**WHAT IS ASKED**
Write out each line in which the string "selection" is present.

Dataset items
┏━━

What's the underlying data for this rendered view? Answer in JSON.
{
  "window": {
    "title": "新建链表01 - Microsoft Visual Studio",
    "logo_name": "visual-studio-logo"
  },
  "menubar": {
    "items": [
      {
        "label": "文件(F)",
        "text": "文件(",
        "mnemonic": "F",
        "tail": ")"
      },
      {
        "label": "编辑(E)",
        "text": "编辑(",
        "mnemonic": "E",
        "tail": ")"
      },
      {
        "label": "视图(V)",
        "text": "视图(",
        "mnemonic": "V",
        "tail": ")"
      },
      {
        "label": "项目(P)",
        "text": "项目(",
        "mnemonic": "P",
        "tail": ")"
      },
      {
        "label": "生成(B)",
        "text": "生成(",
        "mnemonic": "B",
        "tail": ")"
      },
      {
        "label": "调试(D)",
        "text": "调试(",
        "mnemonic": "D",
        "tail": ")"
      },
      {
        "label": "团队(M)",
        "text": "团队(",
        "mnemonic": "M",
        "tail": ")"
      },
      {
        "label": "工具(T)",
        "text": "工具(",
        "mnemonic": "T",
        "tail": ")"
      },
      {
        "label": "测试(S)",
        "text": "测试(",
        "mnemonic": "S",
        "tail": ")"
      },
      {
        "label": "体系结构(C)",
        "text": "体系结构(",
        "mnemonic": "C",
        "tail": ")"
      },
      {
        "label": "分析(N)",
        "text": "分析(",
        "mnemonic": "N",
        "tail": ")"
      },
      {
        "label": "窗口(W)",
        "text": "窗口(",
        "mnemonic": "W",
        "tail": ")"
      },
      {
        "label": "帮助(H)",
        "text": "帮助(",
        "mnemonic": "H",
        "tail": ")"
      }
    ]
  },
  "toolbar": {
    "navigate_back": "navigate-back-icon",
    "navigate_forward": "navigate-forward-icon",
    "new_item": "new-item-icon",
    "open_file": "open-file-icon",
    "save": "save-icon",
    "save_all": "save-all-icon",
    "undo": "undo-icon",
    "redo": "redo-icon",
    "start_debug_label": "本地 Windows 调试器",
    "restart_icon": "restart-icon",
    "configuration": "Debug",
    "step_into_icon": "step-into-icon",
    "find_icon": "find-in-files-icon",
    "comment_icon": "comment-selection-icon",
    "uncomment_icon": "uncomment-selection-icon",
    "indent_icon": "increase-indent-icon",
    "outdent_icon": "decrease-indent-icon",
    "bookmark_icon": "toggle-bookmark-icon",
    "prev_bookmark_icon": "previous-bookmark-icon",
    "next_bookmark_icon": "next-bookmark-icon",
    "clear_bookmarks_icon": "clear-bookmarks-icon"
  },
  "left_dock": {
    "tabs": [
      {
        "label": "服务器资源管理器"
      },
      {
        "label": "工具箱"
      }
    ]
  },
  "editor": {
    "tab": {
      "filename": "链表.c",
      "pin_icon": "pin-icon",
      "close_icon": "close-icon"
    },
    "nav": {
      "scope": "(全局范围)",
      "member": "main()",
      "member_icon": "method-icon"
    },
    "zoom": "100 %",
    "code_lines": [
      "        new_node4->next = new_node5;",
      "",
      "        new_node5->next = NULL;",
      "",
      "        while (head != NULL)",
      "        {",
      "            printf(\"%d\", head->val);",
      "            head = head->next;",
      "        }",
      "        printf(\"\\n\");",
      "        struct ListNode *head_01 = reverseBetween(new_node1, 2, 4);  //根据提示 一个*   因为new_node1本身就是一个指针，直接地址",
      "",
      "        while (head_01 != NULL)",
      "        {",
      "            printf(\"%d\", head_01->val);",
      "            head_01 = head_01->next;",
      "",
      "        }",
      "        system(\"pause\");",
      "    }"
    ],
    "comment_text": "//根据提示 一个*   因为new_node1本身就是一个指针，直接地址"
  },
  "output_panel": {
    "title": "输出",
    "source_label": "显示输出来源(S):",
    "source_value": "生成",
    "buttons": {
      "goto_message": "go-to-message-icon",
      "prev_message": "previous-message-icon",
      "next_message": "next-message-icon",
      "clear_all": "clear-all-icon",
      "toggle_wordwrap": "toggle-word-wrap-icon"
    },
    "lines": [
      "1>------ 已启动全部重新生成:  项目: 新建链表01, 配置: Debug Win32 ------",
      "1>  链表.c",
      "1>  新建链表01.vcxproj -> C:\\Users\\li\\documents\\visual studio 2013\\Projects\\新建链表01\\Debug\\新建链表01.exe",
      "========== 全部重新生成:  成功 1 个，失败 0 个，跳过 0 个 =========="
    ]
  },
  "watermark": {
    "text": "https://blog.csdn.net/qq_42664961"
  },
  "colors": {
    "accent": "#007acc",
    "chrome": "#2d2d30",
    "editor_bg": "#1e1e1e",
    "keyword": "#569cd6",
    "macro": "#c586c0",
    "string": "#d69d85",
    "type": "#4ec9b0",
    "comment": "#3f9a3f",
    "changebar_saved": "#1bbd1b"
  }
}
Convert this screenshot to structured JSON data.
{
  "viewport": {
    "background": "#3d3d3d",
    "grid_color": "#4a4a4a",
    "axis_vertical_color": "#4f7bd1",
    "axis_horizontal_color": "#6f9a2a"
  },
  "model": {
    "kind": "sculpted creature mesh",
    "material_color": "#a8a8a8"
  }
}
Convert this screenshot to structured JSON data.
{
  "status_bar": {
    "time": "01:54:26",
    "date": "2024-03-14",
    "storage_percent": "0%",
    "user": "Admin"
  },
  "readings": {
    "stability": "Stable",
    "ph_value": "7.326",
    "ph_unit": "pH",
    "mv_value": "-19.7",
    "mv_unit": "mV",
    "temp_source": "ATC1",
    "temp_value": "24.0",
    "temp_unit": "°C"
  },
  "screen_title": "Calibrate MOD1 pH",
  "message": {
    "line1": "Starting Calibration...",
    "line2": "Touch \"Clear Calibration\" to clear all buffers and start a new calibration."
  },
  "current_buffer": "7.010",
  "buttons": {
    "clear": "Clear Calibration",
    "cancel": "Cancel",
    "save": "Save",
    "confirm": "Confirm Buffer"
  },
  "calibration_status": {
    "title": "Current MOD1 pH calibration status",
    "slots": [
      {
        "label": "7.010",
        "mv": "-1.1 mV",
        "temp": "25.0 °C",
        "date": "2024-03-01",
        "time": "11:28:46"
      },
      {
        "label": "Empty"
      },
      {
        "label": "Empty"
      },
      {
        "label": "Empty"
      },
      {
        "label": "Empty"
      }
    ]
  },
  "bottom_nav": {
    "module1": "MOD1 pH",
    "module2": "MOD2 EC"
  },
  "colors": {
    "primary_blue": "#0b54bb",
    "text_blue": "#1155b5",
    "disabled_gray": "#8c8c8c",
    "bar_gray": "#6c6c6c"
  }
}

┗━━

**FULL SOLUTION**
    "comment_icon": "comment-selection-icon",
    "uncomment_icon": "uncomment-selection-icon",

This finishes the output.